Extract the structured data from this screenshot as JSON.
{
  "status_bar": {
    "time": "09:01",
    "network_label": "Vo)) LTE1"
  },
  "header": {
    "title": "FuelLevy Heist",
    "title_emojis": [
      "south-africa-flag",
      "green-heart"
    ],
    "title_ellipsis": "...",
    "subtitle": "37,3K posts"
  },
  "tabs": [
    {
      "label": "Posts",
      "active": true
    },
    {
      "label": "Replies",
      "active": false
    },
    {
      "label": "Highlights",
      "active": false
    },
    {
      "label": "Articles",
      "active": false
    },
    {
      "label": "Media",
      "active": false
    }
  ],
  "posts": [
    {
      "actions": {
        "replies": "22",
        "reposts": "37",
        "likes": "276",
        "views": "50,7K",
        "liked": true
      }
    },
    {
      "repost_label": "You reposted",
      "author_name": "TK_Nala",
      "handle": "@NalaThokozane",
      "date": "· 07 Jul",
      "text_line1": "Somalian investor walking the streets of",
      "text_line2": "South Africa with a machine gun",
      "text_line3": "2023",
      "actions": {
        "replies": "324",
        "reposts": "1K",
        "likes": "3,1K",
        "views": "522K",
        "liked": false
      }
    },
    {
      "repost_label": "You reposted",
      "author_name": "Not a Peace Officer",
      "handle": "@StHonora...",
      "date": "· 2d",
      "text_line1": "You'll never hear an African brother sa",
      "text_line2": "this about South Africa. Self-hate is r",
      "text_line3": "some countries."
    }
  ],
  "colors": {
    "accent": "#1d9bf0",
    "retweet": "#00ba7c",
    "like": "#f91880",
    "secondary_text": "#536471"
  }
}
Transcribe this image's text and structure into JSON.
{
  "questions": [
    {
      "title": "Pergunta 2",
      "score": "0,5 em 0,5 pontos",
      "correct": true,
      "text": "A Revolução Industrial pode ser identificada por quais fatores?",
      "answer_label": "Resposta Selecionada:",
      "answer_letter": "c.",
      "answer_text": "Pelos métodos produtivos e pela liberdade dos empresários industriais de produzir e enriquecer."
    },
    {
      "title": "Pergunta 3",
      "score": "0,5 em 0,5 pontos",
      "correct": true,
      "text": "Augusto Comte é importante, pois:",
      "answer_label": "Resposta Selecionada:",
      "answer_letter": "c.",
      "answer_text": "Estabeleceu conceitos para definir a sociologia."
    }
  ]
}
★ ★ ★ ★
● **TASK DIRECTIONS**: Reproduce the full listing above, character for character.

● **COMPLETED TASK**:
Extract the structured data from this screenshot as JSON.
{
  "status_bar": {
    "time": "09:01",
    "network_label": "Vo)) LTE1"
  },
  "header": {
    "title": "FuelLevy Heist",
    "title_emojis": [
      "south-africa-flag",
      "green-heart"
    ],
    "title_ellipsis": "...",
    "subtitle": "37,3K posts"
  },
  "tabs": [
    {
      "label": "Posts",
      "active": true
    },
    {
      "label": "Replies",
      "active": false
    },
    {
      "label": "Highlights",
      "active": false
    },
    {
      "label": "Articles",
      "active": false
    },
    {
      "label": "Media",
      "active": false
    }
  ],
  "posts": [
    {
      "actions": {
        "replies": "22",
        "reposts": "37",
        "likes": "276",
        "views": "50,7K",
        "liked": true
      }
    },
    {
      "repost_label": "You reposted",
      "author_name": "TK_Nala",
      "handle": "@NalaThokozane",
      "date": "· 07 Jul",
      "text_line1": "Somalian investor walking the streets of",
      "text_line2": "South Africa with a machine gun",
      "text_line3": "2023",
      "actions": {
        "replies": "324",
        "reposts": "1K",
        "likes": "3,1K",
        "views": "522K",
        "liked": false
      }
    },
    {
      "repost_label": "You reposted",
      "author_name": "Not a Peace Officer",
      "handle": "@StHonora...",
      "date": "· 2d",
      "text_line1": "You'll never hear an African brother sa",
      "text_line2": "this about South Africa. Self-hate is r",
      "text_line3": "some countries."
    }
  ],
  "colors": {
    "accent": "#1d9bf0",
    "retweet": "#00ba7c",
    "like": "#f91880",
    "secondary_text": "#536471"
  }
}
Transcribe this image's text and structure into JSON.
{
  "questions": [
    {
      "title": "Pergunta 2",
      "score": "0,5 em 0,5 pontos",
      "correct": true,
      "text": "A Revolução Industrial pode ser identificada por quais fatores?",
      "answer_label": "Resposta Selecionada:",
      "answer_letter": "c.",
      "answer_text": "Pelos métodos produtivos e pela liberdade dos empresários industriais de produzir e enriquecer."
    },
    {
      "title": "Pergunta 3",
      "score": "0,5 em 0,5 pontos",
      "correct": true,
      "text": "Augusto Comte é importante, pois:",
      "answer_label": "Resposta Selecionada:",
      "answer_letter": "c.",
      "answer_text": "Estabeleceu conceitos para definir a sociologia."
    }
  ]
}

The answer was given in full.